• [Requirements]
Take the material and output all of it exactly.

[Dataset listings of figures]
----

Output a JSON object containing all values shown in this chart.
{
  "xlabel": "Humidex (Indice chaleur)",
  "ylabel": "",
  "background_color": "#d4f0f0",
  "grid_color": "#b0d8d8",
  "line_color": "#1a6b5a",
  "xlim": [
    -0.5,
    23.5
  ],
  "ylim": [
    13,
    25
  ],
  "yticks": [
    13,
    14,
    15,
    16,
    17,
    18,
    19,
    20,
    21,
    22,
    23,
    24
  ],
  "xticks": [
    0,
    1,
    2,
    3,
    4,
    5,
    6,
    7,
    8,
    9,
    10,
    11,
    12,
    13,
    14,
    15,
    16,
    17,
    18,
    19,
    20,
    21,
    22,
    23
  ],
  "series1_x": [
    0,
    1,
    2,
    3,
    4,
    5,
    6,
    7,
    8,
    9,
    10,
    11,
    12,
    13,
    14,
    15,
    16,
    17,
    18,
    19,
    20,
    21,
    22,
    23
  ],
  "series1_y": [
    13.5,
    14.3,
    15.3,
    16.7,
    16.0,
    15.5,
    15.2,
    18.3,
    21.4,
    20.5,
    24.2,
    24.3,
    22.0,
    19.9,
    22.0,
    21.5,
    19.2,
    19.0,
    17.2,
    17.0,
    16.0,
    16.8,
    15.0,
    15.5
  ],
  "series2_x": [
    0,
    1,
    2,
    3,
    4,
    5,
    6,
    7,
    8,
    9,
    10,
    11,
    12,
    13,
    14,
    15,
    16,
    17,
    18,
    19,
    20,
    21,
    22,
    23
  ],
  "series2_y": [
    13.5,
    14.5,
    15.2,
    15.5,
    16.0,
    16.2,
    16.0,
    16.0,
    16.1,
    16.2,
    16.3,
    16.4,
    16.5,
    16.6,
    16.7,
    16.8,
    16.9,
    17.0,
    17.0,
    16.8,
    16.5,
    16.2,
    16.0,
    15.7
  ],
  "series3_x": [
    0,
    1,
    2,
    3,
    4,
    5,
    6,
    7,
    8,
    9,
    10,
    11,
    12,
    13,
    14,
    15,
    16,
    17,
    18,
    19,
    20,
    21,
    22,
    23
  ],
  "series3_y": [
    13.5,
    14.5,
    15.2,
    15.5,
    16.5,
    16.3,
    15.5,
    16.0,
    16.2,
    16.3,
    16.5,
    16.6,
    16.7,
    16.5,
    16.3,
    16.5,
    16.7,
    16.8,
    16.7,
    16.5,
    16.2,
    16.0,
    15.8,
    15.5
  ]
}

----

• [Answer for the task]
Output a JSON object containing all values shown in this chart.
{
  "xlabel": "Humidex (Indice chaleur)",
  "ylabel": "",
  "background_color": "#d4f0f0",
  "grid_color": "#b0d8d8",
  "line_color": "#1a6b5a",
  "xlim": [
    -0.5,
    23.5
  ],
  "ylim": [
    13,
    25
  ],
  "yticks": [
    13,
    14,
    15,
    16,
    17,
    18,
    19,
    20,
    21,
    22,
    23,
    24
  ],
  "xticks": [
    0,
    1,
    2,
    3,
    4,
    5,
    6,
    7,
    8,
    9,
    10,
    11,
    12,
    13,
    14,
    15,
    16,
    17,
    18,
    19,
    20,
    21,
    22,
    23
  ],
  "series1_x": [
    0,
    1,
    2,
    3,
    4,
    5,
    6,
    7,
    8,
    9,
    10,
    11,
    12,
    13,
    14,
    15,
    16,
    17,
    18,
    19,
    20,
    21,
    22,
    23
  ],
  "series1_y": [
    13.5,
    14.3,
    15.3,
    16.7,
    16.0,
    15.5,
    15.2,
    18.3,
    21.4,
    20.5,
    24.2,
    24.3,
    22.0,
    19.9,
    22.0,
    21.5,
    19.2,
    19.0,
    17.2,
    17.0,
    16.0,
    16.8,
    15.0,
    15.5
  ],
  "series2_x": [
    0,
    1,
    2,
    3,
    4,
    5,
    6,
    7,
    8,
    9,
    10,
    11,
    12,
    13,
    14,
    15,
    16,
    17,
    18,
    19,
    20,
    21,
    22,
    23
  ],
  "series2_y": [
    13.5,
    14.5,
    15.2,
    15.5,
    16.0,
    16.2,
    16.0,
    16.0,
    16.1,
    16.2,
    16.3,
    16.4,
    16.5,
    16.6,
    16.7,
    16.8,
    16.9,
    17.0,
    17.0,
    16.8,
    16.5,
    16.2,
    16.0,
    15.7
  ],
  "series3_x": [
    0,
    1,
    2,
    3,
    4,
    5,
    6,
    7,
    8,
    9,
    10,
    11,
    12,
    13,
    14,
    15,
    16,
    17,
    18,
    19,
    20,
    21,
    22,
    23
  ],
  "series3_y": [
    13.5,
    14.5,
    15.2,
    15.5,
    16.5,
    16.3,
    15.5,
    16.0,
    16.2,
    16.3,
    16.5,
    16.6,
    16.7,
    16.5,
    16.3,
    16.5,
    16.7,
    16.8,
    16.7,
    16.5,
    16.2,
    16.0,
    15.8,
    15.5
  ]
}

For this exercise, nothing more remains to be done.